Transcribe the material in full. Nothing should differ except that the pictures are left out.

#### Dataset excerpts
==============================

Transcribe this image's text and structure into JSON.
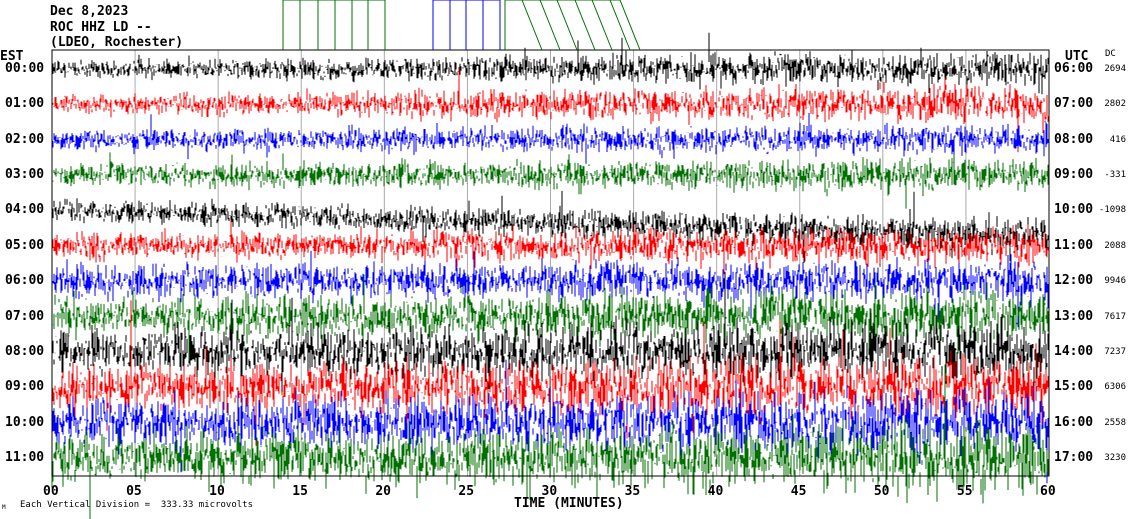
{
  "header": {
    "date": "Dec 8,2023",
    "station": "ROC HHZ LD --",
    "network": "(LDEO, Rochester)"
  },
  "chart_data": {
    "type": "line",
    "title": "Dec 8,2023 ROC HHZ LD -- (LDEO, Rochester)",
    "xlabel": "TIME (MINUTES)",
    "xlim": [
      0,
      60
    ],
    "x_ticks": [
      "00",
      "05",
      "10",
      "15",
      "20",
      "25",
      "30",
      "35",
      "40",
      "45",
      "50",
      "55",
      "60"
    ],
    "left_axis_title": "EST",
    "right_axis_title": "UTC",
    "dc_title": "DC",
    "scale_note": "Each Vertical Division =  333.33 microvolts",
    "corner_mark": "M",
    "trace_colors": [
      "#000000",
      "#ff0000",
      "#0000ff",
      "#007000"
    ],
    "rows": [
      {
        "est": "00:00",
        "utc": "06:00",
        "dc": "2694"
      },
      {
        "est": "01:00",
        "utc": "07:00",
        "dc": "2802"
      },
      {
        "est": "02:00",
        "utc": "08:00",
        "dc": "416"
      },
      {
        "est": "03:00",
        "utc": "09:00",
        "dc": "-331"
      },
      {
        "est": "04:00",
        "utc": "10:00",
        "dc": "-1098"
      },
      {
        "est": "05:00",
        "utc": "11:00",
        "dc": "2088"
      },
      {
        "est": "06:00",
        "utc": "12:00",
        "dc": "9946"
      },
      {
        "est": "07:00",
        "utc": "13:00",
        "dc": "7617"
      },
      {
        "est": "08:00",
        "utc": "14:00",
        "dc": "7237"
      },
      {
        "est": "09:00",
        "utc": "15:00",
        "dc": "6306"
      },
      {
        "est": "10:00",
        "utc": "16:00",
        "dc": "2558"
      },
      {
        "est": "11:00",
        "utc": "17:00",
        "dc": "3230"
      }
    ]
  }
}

==============================

#### Reply
Transcribe this image's text and structure into JSON.
{
  "header": {
    "date": "Dec 8,2023",
    "station": "ROC HHZ LD --",
    "network": "(LDEO, Rochester)"
  },
  "chart_data": {
    "type": "line",
    "title": "Dec 8,2023 ROC HHZ LD -- (LDEO, Rochester)",
    "xlabel": "TIME (MINUTES)",
    "xlim": [
      0,
      60
    ],
    "x_ticks": [
      "00",
      "05",
      "10",
      "15",
      "20",
      "25",
      "30",
      "35",
      "40",
      "45",
      "50",
      "55",
      "60"
    ],
    "left_axis_title": "EST",
    "right_axis_title": "UTC",
    "dc_title": "DC",
    "scale_note": "Each Vertical Division =  333.33 microvolts",
    "corner_mark": "M",
    "trace_colors": [
      "#000000",
      "#ff0000",
      "#0000ff",
      "#007000"
    ],
    "rows": [
      {
        "est": "00:00",
        "utc": "06:00",
        "dc": "2694"
      },
      {
        "est": "01:00",
        "utc": "07:00",
        "dc": "2802"
      },
      {
        "est": "02:00",
        "utc": "08:00",
        "dc": "416"
      },
      {
        "est": "03:00",
        "utc": "09:00",
        "dc": "-331"
      },
      {
        "est": "04:00",
        "utc": "10:00",
        "dc": "-1098"
      },
      {
        "est": "05:00",
        "utc": "11:00",
        "dc": "2088"
      },
      {
        "est": "06:00",
        "utc": "12:00",
        "dc": "9946"
      },
      {
        "est": "07:00",
        "utc": "13:00",
        "dc": "7617"
      },
      {
        "est": "08:00",
        "utc": "14:00",
        "dc": "7237"
      },
      {
        "est": "09:00",
        "utc": "15:00",
        "dc": "6306"
      },
      {
        "est": "10:00",
        "utc": "16:00",
        "dc": "2558"
      },
      {
        "est": "11:00",
        "utc": "17:00",
        "dc": "3230"
      }
    ]
  }
}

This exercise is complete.